== LISTED ENTRIES
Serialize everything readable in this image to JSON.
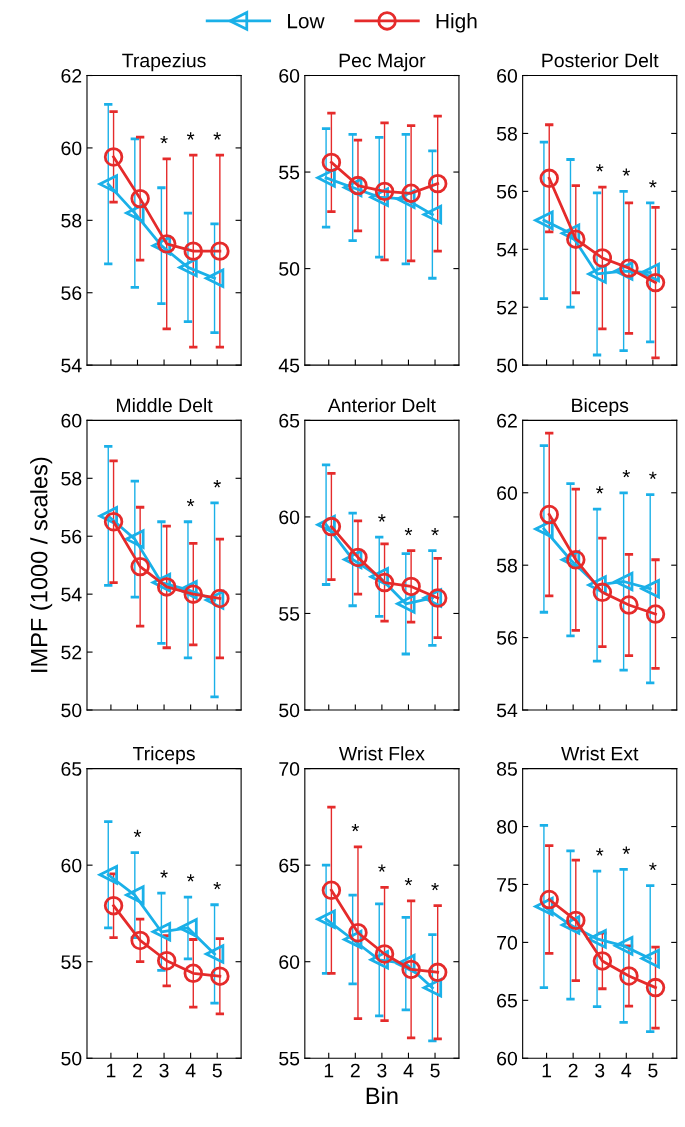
{
  "chart_data": [
    {
      "type": "line",
      "title": "Trapezius",
      "xlim": [
        0.1,
        5.9
      ],
      "xticks": [
        1,
        2,
        3,
        4,
        5
      ],
      "ylim": [
        54,
        62
      ],
      "yticks": [
        54,
        56,
        58,
        60,
        62
      ],
      "tick_labels": "y",
      "legend": "top",
      "series": [
        {
          "name": "Low",
          "color": "#1ab0e8",
          "marker": "triangle",
          "x": [
            0.9,
            1.9,
            2.9,
            3.9,
            4.9
          ],
          "values": [
            59.0,
            58.2,
            57.3,
            56.7,
            56.4
          ],
          "errors": [
            2.2,
            2.05,
            1.6,
            1.5,
            1.5
          ]
        },
        {
          "name": "High",
          "color": "#e52b2b",
          "marker": "circle",
          "x": [
            1.1,
            2.1,
            3.1,
            4.1,
            5.1
          ],
          "values": [
            59.75,
            58.6,
            57.35,
            57.15,
            57.15
          ],
          "errors": [
            1.25,
            1.7,
            2.35,
            2.65,
            2.65
          ]
        }
      ],
      "annotations": [
        "*",
        "*",
        "*"
      ]
    },
    {
      "type": "line",
      "title": "Pec Major",
      "xlim": [
        0.1,
        5.9
      ],
      "xticks": [
        1,
        2,
        3,
        4,
        5
      ],
      "ylim": [
        45,
        60
      ],
      "yticks": [
        45,
        50,
        55,
        60
      ],
      "tick_labels": "y",
      "series": [
        {
          "color": "#1ab0e8",
          "marker": "triangle",
          "x": [
            0.9,
            1.9,
            2.9,
            3.9,
            4.9
          ],
          "values": [
            54.7,
            54.2,
            53.7,
            53.6,
            52.8
          ],
          "errors": [
            2.55,
            2.75,
            3.1,
            3.35,
            3.3
          ]
        },
        {
          "color": "#e52b2b",
          "marker": "circle",
          "x": [
            1.1,
            2.1,
            3.1,
            4.1,
            5.1
          ],
          "values": [
            55.5,
            54.3,
            54.0,
            53.9,
            54.4
          ],
          "errors": [
            2.55,
            2.35,
            3.55,
            3.5,
            3.5
          ]
        }
      ]
    },
    {
      "type": "line",
      "title": "Posterior Delt",
      "xlim": [
        0.1,
        5.9
      ],
      "xticks": [
        1,
        2,
        3,
        4,
        5
      ],
      "ylim": [
        50,
        60
      ],
      "yticks": [
        50,
        52,
        54,
        56,
        58,
        60
      ],
      "tick_labels": "y",
      "series": [
        {
          "color": "#1ab0e8",
          "marker": "triangle",
          "x": [
            0.9,
            1.9,
            2.9,
            3.9,
            4.9
          ],
          "values": [
            55.0,
            54.55,
            53.15,
            53.25,
            53.2
          ],
          "errors": [
            2.7,
            2.55,
            2.8,
            2.75,
            2.4
          ]
        },
        {
          "color": "#e52b2b",
          "marker": "circle",
          "x": [
            1.1,
            2.1,
            3.1,
            4.1,
            5.1
          ],
          "values": [
            56.45,
            54.35,
            53.7,
            53.35,
            52.85
          ],
          "errors": [
            1.85,
            1.85,
            2.45,
            2.25,
            2.6
          ]
        }
      ],
      "annotations": [
        "*",
        "*",
        "*"
      ]
    },
    {
      "type": "line",
      "title": "Middle Delt",
      "ylabel": "IMPF (1000 / scales)",
      "xlim": [
        0.1,
        5.9
      ],
      "xticks": [
        1,
        2,
        3,
        4,
        5
      ],
      "ylim": [
        50,
        60
      ],
      "yticks": [
        50,
        52,
        54,
        56,
        58,
        60
      ],
      "tick_labels": "y",
      "series": [
        {
          "color": "#1ab0e8",
          "marker": "triangle",
          "x": [
            0.9,
            1.9,
            2.9,
            3.9,
            4.9
          ],
          "values": [
            56.7,
            55.9,
            54.4,
            54.15,
            53.8
          ],
          "errors": [
            2.4,
            2.0,
            2.1,
            2.35,
            3.35
          ]
        },
        {
          "color": "#e52b2b",
          "marker": "circle",
          "x": [
            1.1,
            2.1,
            3.1,
            4.1,
            5.1
          ],
          "values": [
            56.5,
            54.95,
            54.25,
            54.0,
            53.85
          ],
          "errors": [
            2.1,
            2.05,
            2.1,
            1.75,
            2.05
          ]
        }
      ],
      "annotations": [
        "*",
        "*"
      ]
    },
    {
      "type": "line",
      "title": "Anterior Delt",
      "xlim": [
        0.1,
        5.9
      ],
      "xticks": [
        1,
        2,
        3,
        4,
        5
      ],
      "ylim": [
        50,
        65
      ],
      "yticks": [
        50,
        55,
        60,
        65
      ],
      "tick_labels": "y",
      "series": [
        {
          "color": "#1ab0e8",
          "marker": "triangle",
          "x": [
            0.9,
            1.9,
            2.9,
            3.9,
            4.9
          ],
          "values": [
            59.6,
            57.8,
            56.9,
            55.5,
            55.8
          ],
          "errors": [
            3.1,
            2.4,
            2.05,
            2.6,
            2.45
          ]
        },
        {
          "color": "#e52b2b",
          "marker": "circle",
          "x": [
            1.1,
            2.1,
            3.1,
            4.1,
            5.1
          ],
          "values": [
            59.5,
            57.9,
            56.6,
            56.4,
            55.8
          ],
          "errors": [
            2.75,
            1.9,
            2.0,
            1.85,
            2.05
          ]
        }
      ],
      "annotations": [
        "*",
        "*",
        "*"
      ]
    },
    {
      "type": "line",
      "title": "Biceps",
      "xlim": [
        0.1,
        5.9
      ],
      "xticks": [
        1,
        2,
        3,
        4,
        5
      ],
      "ylim": [
        54,
        62
      ],
      "yticks": [
        54,
        56,
        58,
        60,
        62
      ],
      "tick_labels": "y",
      "series": [
        {
          "color": "#1ab0e8",
          "marker": "triangle",
          "x": [
            0.9,
            1.9,
            2.9,
            3.9,
            4.9
          ],
          "values": [
            59.0,
            58.15,
            57.45,
            57.55,
            57.35
          ],
          "errors": [
            2.3,
            2.1,
            2.1,
            2.45,
            2.6
          ]
        },
        {
          "color": "#e52b2b",
          "marker": "circle",
          "x": [
            1.1,
            2.1,
            3.1,
            4.1,
            5.1
          ],
          "values": [
            59.4,
            58.15,
            57.25,
            56.9,
            56.65
          ],
          "errors": [
            2.25,
            1.95,
            1.5,
            1.4,
            1.5
          ]
        }
      ],
      "annotations": [
        "*",
        "*",
        "*"
      ]
    },
    {
      "type": "line",
      "title": "Triceps",
      "xlim": [
        0.1,
        5.9
      ],
      "xticks": [
        1,
        2,
        3,
        4,
        5
      ],
      "ylim": [
        50,
        65
      ],
      "yticks": [
        50,
        55,
        60,
        65
      ],
      "series": [
        {
          "color": "#1ab0e8",
          "marker": "triangle",
          "x": [
            0.9,
            1.9,
            2.9,
            3.9,
            4.9
          ],
          "values": [
            59.5,
            58.45,
            56.55,
            56.75,
            55.4
          ],
          "errors": [
            2.75,
            2.2,
            2.0,
            1.6,
            2.55
          ]
        },
        {
          "color": "#e52b2b",
          "marker": "circle",
          "x": [
            1.1,
            2.1,
            3.1,
            4.1,
            5.1
          ],
          "values": [
            57.9,
            56.1,
            55.05,
            54.4,
            54.25
          ],
          "errors": [
            1.65,
            1.1,
            1.3,
            1.75,
            1.95
          ]
        }
      ],
      "annotations": [
        "*",
        "*",
        "*",
        "*"
      ]
    },
    {
      "type": "line",
      "title": "Wrist Flex",
      "xlabel": "Bin",
      "xlim": [
        0.1,
        5.9
      ],
      "xticks": [
        1,
        2,
        3,
        4,
        5
      ],
      "ylim": [
        55,
        70
      ],
      "yticks": [
        55,
        60,
        65,
        70
      ],
      "series": [
        {
          "color": "#1ab0e8",
          "marker": "triangle",
          "x": [
            0.9,
            1.9,
            2.9,
            3.9,
            4.9
          ],
          "values": [
            62.2,
            61.15,
            60.1,
            59.9,
            58.65
          ],
          "errors": [
            2.8,
            2.3,
            2.9,
            2.4,
            2.75
          ]
        },
        {
          "color": "#e52b2b",
          "marker": "circle",
          "x": [
            1.1,
            2.1,
            3.1,
            4.1,
            5.1
          ],
          "values": [
            63.7,
            61.5,
            60.4,
            59.6,
            59.45
          ],
          "errors": [
            4.3,
            4.45,
            3.45,
            3.55,
            3.45
          ]
        }
      ],
      "annotations": [
        "*",
        "*",
        "*",
        "*"
      ]
    },
    {
      "type": "line",
      "title": "Wrist Ext",
      "xlim": [
        0.1,
        5.9
      ],
      "xticks": [
        1,
        2,
        3,
        4,
        5
      ],
      "ylim": [
        60,
        85
      ],
      "yticks": [
        60,
        65,
        70,
        75,
        80,
        85
      ],
      "series": [
        {
          "color": "#1ab0e8",
          "marker": "triangle",
          "x": [
            0.9,
            1.9,
            2.9,
            3.9,
            4.9
          ],
          "values": [
            73.1,
            71.5,
            70.3,
            69.7,
            68.6
          ],
          "errors": [
            7.0,
            6.4,
            5.85,
            6.6,
            6.3
          ]
        },
        {
          "color": "#e52b2b",
          "marker": "circle",
          "x": [
            1.1,
            2.1,
            3.1,
            4.1,
            5.1
          ],
          "values": [
            73.7,
            71.9,
            68.4,
            67.1,
            66.1
          ],
          "errors": [
            4.65,
            5.2,
            2.4,
            2.6,
            3.5
          ]
        }
      ],
      "annotations": [
        "*",
        "*",
        "*"
      ]
    }
  ]
}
====
#### STATED GOAL
Pick out, from the lines above, every one that contains the string "title".

#### EXERCISE RESPONSE
      "title": "Trapezius",
      "title": "Pec Major",
      "title": "Posterior Delt",
      "title": "Middle Delt",
      "title": "Anterior Delt",
      "title": "Biceps",
      "title": "Triceps",
      "title": "Wrist Flex",
      "title": "Wrist Ext",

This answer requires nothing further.